Yep. As tables start exceeding 50,000 to 100,000 rows, many write operations can be slow. Every update requires a reading and rewrite of the whole table. Once again you can use a journaling table in which to write adds, changes and deletes. If that data needs to be instantly accessible, make all your "read" shellscripts indexed or key read the main table, and then sequentially read the journaling table. All adds, changes and deletes go to the journaling table, which in turn updates the main table every so often via a cron job.

No scalability

Oh fiddlesticks! Who needs scalability when the original app took only a couple days to create. So you lose a couple days work -- so what? Think of this app as a prototype.

And speaking of prototypes, one of the best ways to find out what's really needed is to code a functional prototype, have everyone hammer on it, and find out the desired improvements. It's been my experience that this type of prototype actually saves many multiples of its development time when the "real" app goes into development.

It's trivial to write a Ruby program to turn one or a group of NoSQL tables into SQL statements suitable to load your new database, even if your new database has different column names in different orders.

No triggers and stored procedures

Oh, the scandal: No triggers and stored procedures!

So do the work in the app itself. Or, if you really want triggers and stored procedures, make shellscripts to simulate the desired triggers and stored procedures, and access the NoSQL data through those shellscripts. Personally I think that's too much trouble, but it can easily be done.

Why NoSQL is Cool

NoSQL is retro to say the least. Its sequential storage of data harkens back to the 1970's. It's also elegantly simple and transparent. I could have written NoSQL in 1985 if someone had explained it in English, and assuming my operating system had grep, awk, and a highly efficient sort like Linux's sort command.

It's trivially easy to edit NoSQL data in a text editor. Just try that in MySQL, Postgres or (gulp) MS SQL Server. Editing data in an editor is sometimes a handy time saver, and sometimes an essential recovery tool. Speaking of recovery, because it's so human readable, with NoSQL you have a better chance of recovering from corruption. You can back up NoSQL data in its native format. Its native format is about as compressed as a text-only format can get.

■ Data block
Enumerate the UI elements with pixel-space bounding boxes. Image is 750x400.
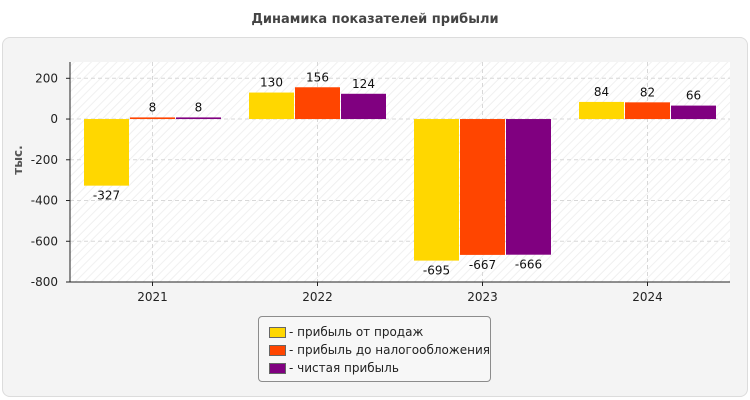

■ Required actions
- A) Answer these from the NoSQL excerpt, one answer per line, marked like the questions:
(i) Past what range of row counts can many write operations become slow?
(ii) Which programming language is named for turning NoSQL tables into SQL statements?
(iii) To which decade does NoSQL's sequential storage of data harken back?
- B) Name every command or tool that the NoSQL excerpt says an operating system would have needed for NoSQL to be written in 1985.
- C) Extend the NoSQL excerpt past its last sentence, keeping its voice and its case for why NoSQL is cool.

■ Answers for this exercise
- A)
(i) 50,000 to 100,000 rows
(ii) Ruby
(iii) The 1970's

- B) grep, awk, and sort (a highly efficient sort like Linux's sort command)

- C)
You can write a quick and dirty report or data request using grep, sort, head, and tail. I mean less than 20 lines of shellscript. You can even join two tables with a couple sorts and a simple awk script.

Not that anything in the preceding paragraph is necessary -- NoSQL comes with fully coded, heavily tested utilities to do all these things. The point of the preceding paragraph is this: If for some reason you can't use the NoSQL utilities -- maybe they're not installed, maybe you're trying something they can't do efficiently -- you can easily get it done with Unix utilities. If, 20 years from now, you have NoSQL data and for some reason the NoSQL project is no longer developing, and NoSQL is no longer installable on modern operating systems, if you find a system with sort, head, tail, grep and awk, you can continue working with the data.

NoSQL utilities are built to be used in shellscripts, with data passed from utility to utility by piping. This fits excellently with the convenience and modularity of a shellscript based Rapid Application Development environment.

Last but not least, NoSQL is very fast and efficient, because the Unix utilities it uses -- head, tail, grep, sort, and awk are mature, tested, and very efficient. Key and index based reads operate on binary search. Reads on nonsorted, nonindexed fields in large tables can be made lightning fast by pre-selecting with speed-of-light grep:
grep "Rodriguez" < people.table | getrow -N "last_name==\"Rodriguez\""
Or, in its more generic form:
grep "$1" < people.table | getrow -N "last_name==\"$1\""
Will that be as fast as a "real DBMS" with the last name field indexed? Probably not, but probably close. Will it be as fast as a "real DBMS" with that field not indexed? I'd imagine much faster. The grep command is fast!

NoSQL is cool. It isn't the tool for every job, but it's cool. The only trouble is, it's not too hip to support twenty year old technology. Or is it?...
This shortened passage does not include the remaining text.